◆ Work to be completed ◆
Write out every line of the material as it stands, apart from the pictures.

◆ Material for this exercise ◆
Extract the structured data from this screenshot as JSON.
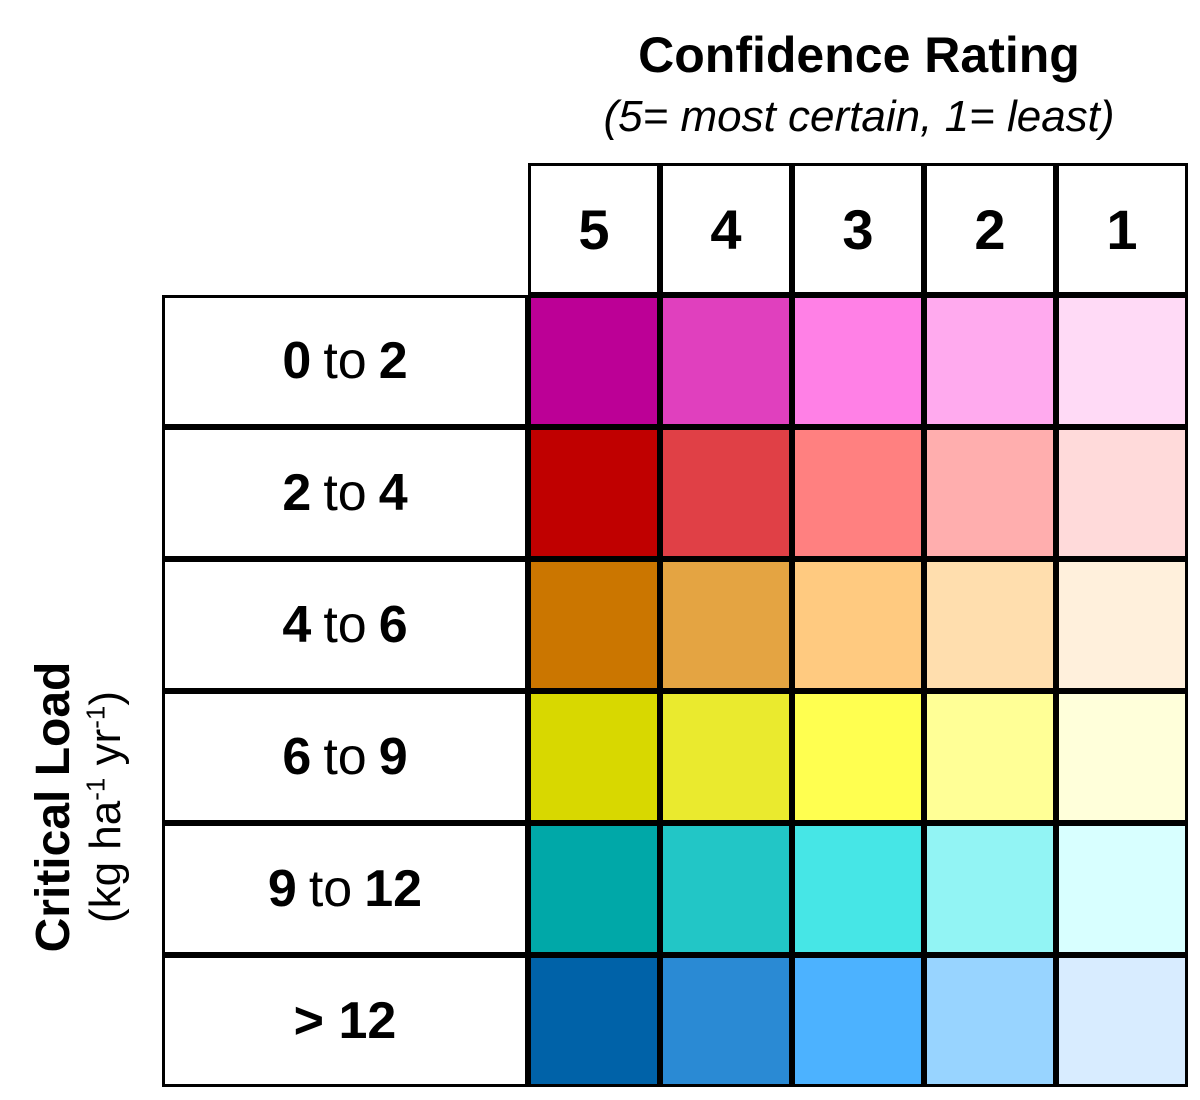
{
  "header": {
    "title": "Confidence Rating",
    "subtitle": "(5= most certain, 1= least)",
    "ratings": [
      "5",
      "4",
      "3",
      "2",
      "1"
    ]
  },
  "side": {
    "title": "Critical Load",
    "unit_open": "(kg ha",
    "unit_exp1": "-1",
    "unit_mid": " yr",
    "unit_exp2": "-1",
    "unit_close": ")"
  },
  "rows": [
    {
      "from": "0",
      "sep": "to",
      "to": "2",
      "colors": [
        "#BC0096",
        "#E040BE",
        "#FF80E6",
        "#FFAAEE",
        "#FFDAF6"
      ]
    },
    {
      "from": "2",
      "sep": "to",
      "to": "4",
      "colors": [
        "#C00000",
        "#E04046",
        "#FF8080",
        "#FFAEAE",
        "#FFDADA"
      ]
    },
    {
      "from": "4",
      "sep": "to",
      "to": "6",
      "colors": [
        "#CB7600",
        "#E4A442",
        "#FFCA80",
        "#FFDEAE",
        "#FFF0DC"
      ]
    },
    {
      "from": "6",
      "sep": "to",
      "to": "9",
      "colors": [
        "#D8D800",
        "#EAEA2E",
        "#FFFF50",
        "#FFFF96",
        "#FFFFDA"
      ]
    },
    {
      "from": "9",
      "sep": "to",
      "to": "12",
      "colors": [
        "#00A8A8",
        "#22C6C6",
        "#46E6E6",
        "#92F4F4",
        "#D8FFFF"
      ]
    },
    {
      "from": "",
      "sep": "",
      "to": "> 12",
      "colors": [
        "#0062A8",
        "#2A8AD4",
        "#4CB2FF",
        "#98D4FF",
        "#D8ECFF"
      ]
    }
  ]
}
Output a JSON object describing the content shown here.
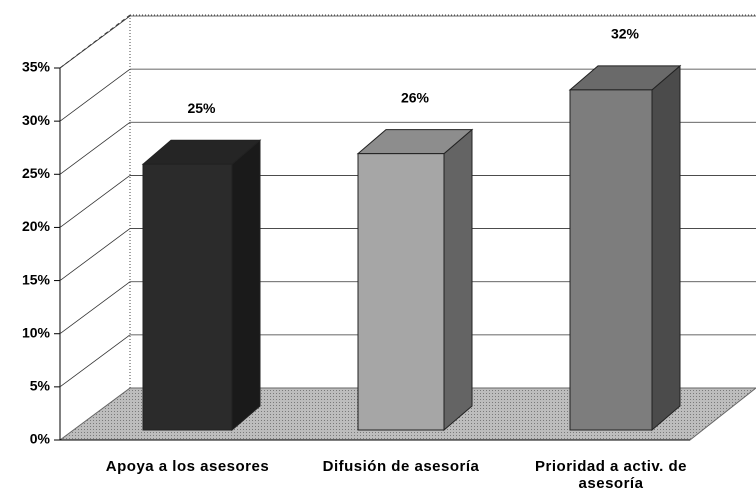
{
  "chart_data": {
    "type": "bar3d",
    "categories": [
      "Apoya a los asesores",
      "Difusión de asesoría",
      "Prioridad a activ. de asesoría"
    ],
    "values": [
      25,
      26,
      32
    ],
    "value_labels": [
      "25%",
      "26%",
      "32%"
    ],
    "colors": [
      "#2b2b2b",
      "#a6a6a6",
      "#7d7d7d"
    ],
    "ylim": [
      0,
      35
    ],
    "yticks": [
      {
        "value": 0,
        "label": "0%"
      },
      {
        "value": 5,
        "label": "5%"
      },
      {
        "value": 10,
        "label": "10%"
      },
      {
        "value": 15,
        "label": "15%"
      },
      {
        "value": 20,
        "label": "20%"
      },
      {
        "value": 25,
        "label": "25%"
      },
      {
        "value": 30,
        "label": "30%"
      },
      {
        "value": 35,
        "label": "35%"
      }
    ],
    "grid": true
  }
}
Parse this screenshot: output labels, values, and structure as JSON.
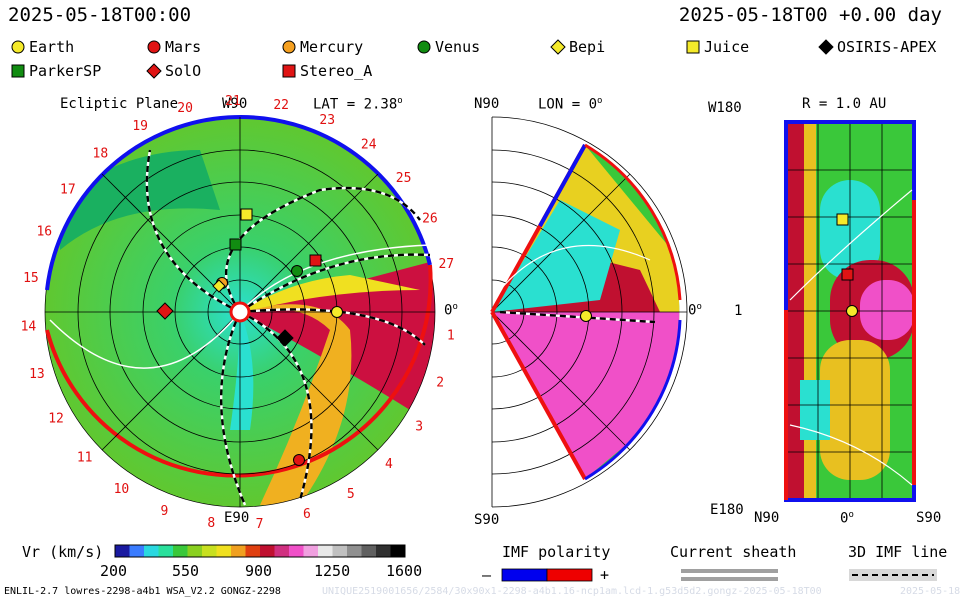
{
  "header": {
    "datetime_left": "2025-05-18T00:00",
    "datetime_right": "2025-05-18T00 +0.00 day"
  },
  "legend": [
    {
      "name": "Earth",
      "marker": "circle",
      "color": "#f5ea2a"
    },
    {
      "name": "Mars",
      "marker": "circle",
      "color": "#e01414"
    },
    {
      "name": "Mercury",
      "marker": "circle",
      "color": "#f5a020"
    },
    {
      "name": "Venus",
      "marker": "circle",
      "color": "#118c11"
    },
    {
      "name": "Bepi",
      "marker": "diamond",
      "color": "#f5ea2a"
    },
    {
      "name": "Juice",
      "marker": "square",
      "color": "#f5ea2a"
    },
    {
      "name": "OSIRIS-APEX",
      "marker": "diamond",
      "color": "#000000"
    },
    {
      "name": "ParkerSP",
      "marker": "square",
      "color": "#118c11"
    },
    {
      "name": "SolO",
      "marker": "diamond",
      "color": "#e01414"
    },
    {
      "name": "Stereo_A",
      "marker": "square",
      "color": "#e01414"
    }
  ],
  "ecliptic_panel": {
    "title": "Ecliptic Plane",
    "lat_label": "LAT = 2.38",
    "lat_sup": "o",
    "top_label": "W90",
    "bottom_label": "E90",
    "right_label": "0",
    "right_sup": "o",
    "carrington_numbers": [
      "1",
      "2",
      "3",
      "4",
      "5",
      "6",
      "7",
      "8",
      "9",
      "10",
      "11",
      "12",
      "13",
      "14",
      "15",
      "16",
      "17",
      "18",
      "19",
      "20",
      "21",
      "22",
      "23",
      "24",
      "25",
      "26",
      "27"
    ]
  },
  "meridional_panel": {
    "top_label": "N90",
    "lon_label": "LON = 0",
    "lon_sup": "o",
    "bottom_label": "S90",
    "right_label": "0",
    "right_sup": "o"
  },
  "map_panel": {
    "top_left_label": "W180",
    "title": "R = 1.0 AU",
    "mid_label": "1",
    "bottom_left_label": "E180",
    "x_labels": [
      "N90",
      "0",
      "S90"
    ],
    "x_sup": "o"
  },
  "colorbar": {
    "label": "Vr (km/s)",
    "ticks": [
      "200",
      "550",
      "900",
      "1250",
      "1600"
    ],
    "colors": [
      "#1a1aa0",
      "#3a7cff",
      "#2ad8e0",
      "#2ae09c",
      "#3ac83a",
      "#8ad020",
      "#c8e020",
      "#f0e020",
      "#f0a020",
      "#e04010",
      "#c01030",
      "#d03080",
      "#f050c8",
      "#f0a0e0",
      "#e8e8e8",
      "#c0c0c0",
      "#909090",
      "#606060",
      "#303030",
      "#000000"
    ]
  },
  "imf_polarity": {
    "label": "IMF polarity",
    "minus": "–",
    "plus": "+",
    "neg_color": "#0000ee",
    "pos_color": "#ee0000"
  },
  "current_sheath": {
    "label": "Current sheath"
  },
  "imf_line": {
    "label": "3D IMF line"
  },
  "footer": {
    "model": "ENLIL-2.7 lowres-2298-a4b1 WSA_V2.2 GONGZ-2298",
    "faint": "UNIQUE2519001656/2584/30x90x1-2298-a4b1.16-ncp1am.lcd-1.g53d5d2.gongz-2025-05-18T00",
    "faint2": "2025-05-18"
  },
  "chart_data": [
    {
      "type": "heatmap",
      "title": "Ecliptic Plane",
      "quantity": "Vr (km/s)",
      "colorbar_range": [
        200,
        1600
      ],
      "bodies": [
        "Earth",
        "Mars",
        "Mercury",
        "Venus",
        "Bepi",
        "Juice",
        "OSIRIS-APEX",
        "ParkerSP",
        "SolO",
        "Stereo_A"
      ],
      "field": "polar"
    },
    {
      "type": "heatmap",
      "title": "LON = 0",
      "quantity": "Vr (km/s)",
      "field": "meridional"
    },
    {
      "type": "heatmap",
      "title": "R = 1.0 AU",
      "quantity": "Vr (km/s)",
      "field": "lat-lon map"
    }
  ]
}
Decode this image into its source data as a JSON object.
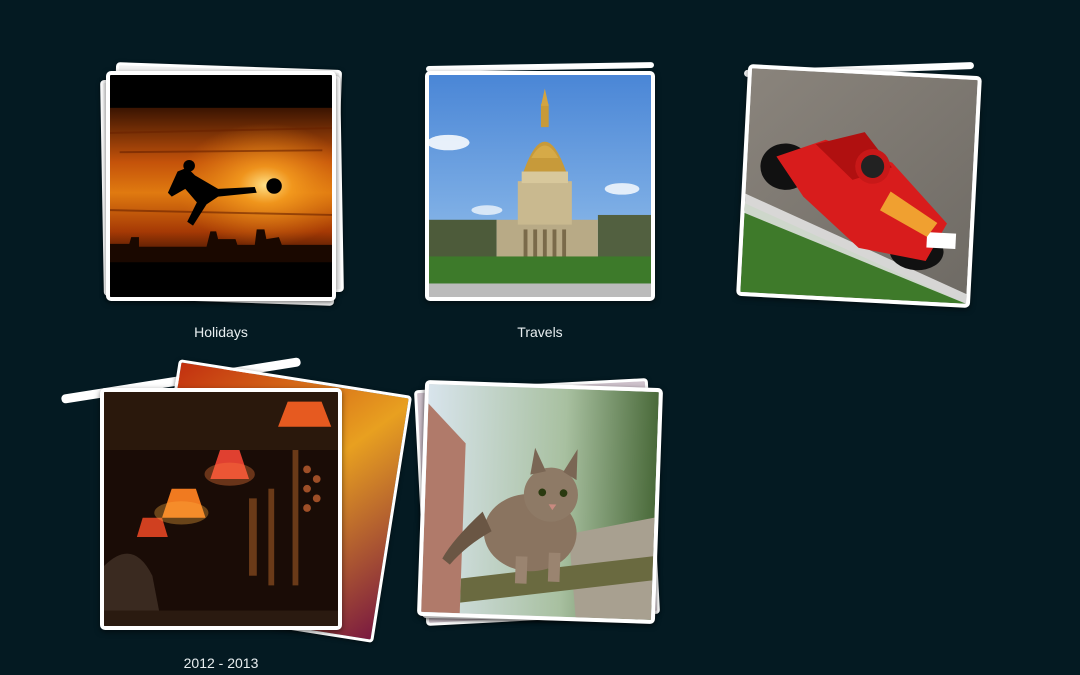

◆ Result of the task ◆
Extract the structured data from this screenshot as JSON.
{
  "header": {
    "title": "Confidence Rating",
    "subtitle": "(5= most certain, 1= least)",
    "ratings": [
      "5",
      "4",
      "3",
      "2",
      "1"
    ]
  },
  "side": {
    "title": "Critical Load",
    "unit_open": "(kg ha",
    "unit_exp1": "-1",
    "unit_mid": " yr",
    "unit_exp2": "-1",
    "unit_close": ")"
  },
  "rows": [
    {
      "from": "0",
      "sep": "to",
      "to": "2",
      "colors": [
        "#BC0096",
        "#E040BE",
        "#FF80E6",
        "#FFAAEE",
        "#FFDAF6"
      ]
    },
    {
      "from": "2",
      "sep": "to",
      "to": "4",
      "colors": [
        "#C00000",
        "#E04046",
        "#FF8080",
        "#FFAEAE",
        "#FFDADA"
      ]
    },
    {
      "from": "4",
      "sep": "to",
      "to": "6",
      "colors": [
        "#CB7600",
        "#E4A442",
        "#FFCA80",
        "#FFDEAE",
        "#FFF0DC"
      ]
    },
    {
      "from": "6",
      "sep": "to",
      "to": "9",
      "colors": [
        "#D8D800",
        "#EAEA2E",
        "#FFFF50",
        "#FFFF96",
        "#FFFFDA"
      ]
    },
    {
      "from": "9",
      "sep": "to",
      "to": "12",
      "colors": [
        "#00A8A8",
        "#22C6C6",
        "#46E6E6",
        "#92F4F4",
        "#D8FFFF"
      ]
    },
    {
      "from": "",
      "sep": "",
      "to": "> 12",
      "colors": [
        "#0062A8",
        "#2A8AD4",
        "#4CB2FF",
        "#98D4FF",
        "#D8ECFF"
      ]
    }
  ]
}
Output a JSON object describing the content shown here.
{
  "chart_data": {
    "type": "bar3d",
    "categories": [
      "Apoya a los asesores",
      "Difusión de asesoría",
      "Prioridad a activ. de asesoría"
    ],
    "values": [
      25,
      26,
      32
    ],
    "value_labels": [
      "25%",
      "26%",
      "32%"
    ],
    "colors": [
      "#2b2b2b",
      "#a6a6a6",
      "#7d7d7d"
    ],
    "ylim": [
      0,
      35
    ],
    "yticks": [
      {
        "value": 0,
        "label": "0%"
      },
      {
        "value": 5,
        "label": "5%"
      },
      {
        "value": 10,
        "label": "10%"
      },
      {
        "value": 15,
        "label": "15%"
      },
      {
        "value": 20,
        "label": "20%"
      },
      {
        "value": 25,
        "label": "25%"
      },
      {
        "value": 30,
        "label": "30%"
      },
      {
        "value": 35,
        "label": "35%"
      }
    ],
    "grid": true
  }
}
Parse this screenshot: output labels, values, and structure as JSON.
{
  "header": {
    "datetime_left": "2025-05-18T00:00",
    "datetime_right": "2025-05-18T00 +0.00 day"
  },
  "legend": [
    {
      "name": "Earth",
      "marker": "circle",
      "color": "#f5ea2a"
    },
    {
      "name": "Mars",
      "marker": "circle",
      "color": "#e01414"
    },
    {
      "name": "Mercury",
      "marker": "circle",
      "color": "#f5a020"
    },
    {
      "name": "Venus",
      "marker": "circle",
      "color": "#118c11"
    },
    {
      "name": "Bepi",
      "marker": "diamond",
      "color": "#f5ea2a"
    },
    {
      "name": "Juice",
      "marker": "square",
      "color": "#f5ea2a"
    },
    {
      "name": "OSIRIS-APEX",
      "marker": "diamond",
      "color": "#000000"
    },
    {
      "name": "ParkerSP",
      "marker": "square",
      "color": "#118c11"
    },
    {
      "name": "SolO",
      "marker": "diamond",
      "color": "#e01414"
    },
    {
      "name": "Stereo_A",
      "marker": "square",
      "color": "#e01414"
    }
  ],
  "ecliptic_panel": {
    "title": "Ecliptic Plane",
    "lat_label": "LAT = 2.38",
    "lat_sup": "o",
    "top_label": "W90",
    "bottom_label": "E90",
    "right_label": "0",
    "right_sup": "o",
    "carrington_numbers": [
      "1",
      "2",
      "3",
      "4",
      "5",
      "6",
      "7",
      "8",
      "9",
      "10",
      "11",
      "12",
      "13",
      "14",
      "15",
      "16",
      "17",
      "18",
      "19",
      "20",
      "21",
      "22",
      "23",
      "24",
      "25",
      "26",
      "27"
    ]
  },
  "meridional_panel": {
    "top_label": "N90",
    "lon_label": "LON = 0",
    "lon_sup": "o",
    "bottom_label": "S90",
    "right_label": "0",
    "right_sup": "o"
  },
  "map_panel": {
    "top_left_label": "W180",
    "title": "R = 1.0 AU",
    "mid_label": "1",
    "bottom_left_label": "E180",
    "x_labels": [
      "N90",
      "0",
      "S90"
    ],
    "x_sup": "o"
  },
  "colorbar": {
    "label": "Vr (km/s)",
    "ticks": [
      "200",
      "550",
      "900",
      "1250",
      "1600"
    ],
    "colors": [
      "#1a1aa0",
      "#3a7cff",
      "#2ad8e0",
      "#2ae09c",
      "#3ac83a",
      "#8ad020",
      "#c8e020",
      "#f0e020",
      "#f0a020",
      "#e04010",
      "#c01030",
      "#d03080",
      "#f050c8",
      "#f0a0e0",
      "#e8e8e8",
      "#c0c0c0",
      "#909090",
      "#606060",
      "#303030",
      "#000000"
    ]
  },
  "imf_polarity": {
    "label": "IMF polarity",
    "minus": "–",
    "plus": "+",
    "neg_color": "#0000ee",
    "pos_color": "#ee0000"
  },
  "current_sheath": {
    "label": "Current sheath"
  },
  "imf_line": {
    "label": "3D IMF line"
  },
  "footer": {
    "model": "ENLIL-2.7 lowres-2298-a4b1 WSA_V2.2 GONGZ-2298",
    "faint": "UNIQUE2519001656/2584/30x90x1-2298-a4b1.16-ncp1am.lcd-1.g53d5d2.gongz-2025-05-18T00",
    "faint2": "2025-05-18"
  },
  "chart_data": [
    {
      "type": "heatmap",
      "title": "Ecliptic Plane",
      "quantity": "Vr (km/s)",
      "colorbar_range": [
        200,
        1600
      ],
      "bodies": [
        "Earth",
        "Mars",
        "Mercury",
        "Venus",
        "Bepi",
        "Juice",
        "OSIRIS-APEX",
        "ParkerSP",
        "SolO",
        "Stereo_A"
      ],
      "field": "polar"
    },
    {
      "type": "heatmap",
      "title": "LON = 0",
      "quantity": "Vr (km/s)",
      "field": "meridional"
    },
    {
      "type": "heatmap",
      "title": "R = 1.0 AU",
      "quantity": "Vr (km/s)",
      "field": "lat-lon map"
    }
  ]
}
Decode this image into its source data as a JSON object.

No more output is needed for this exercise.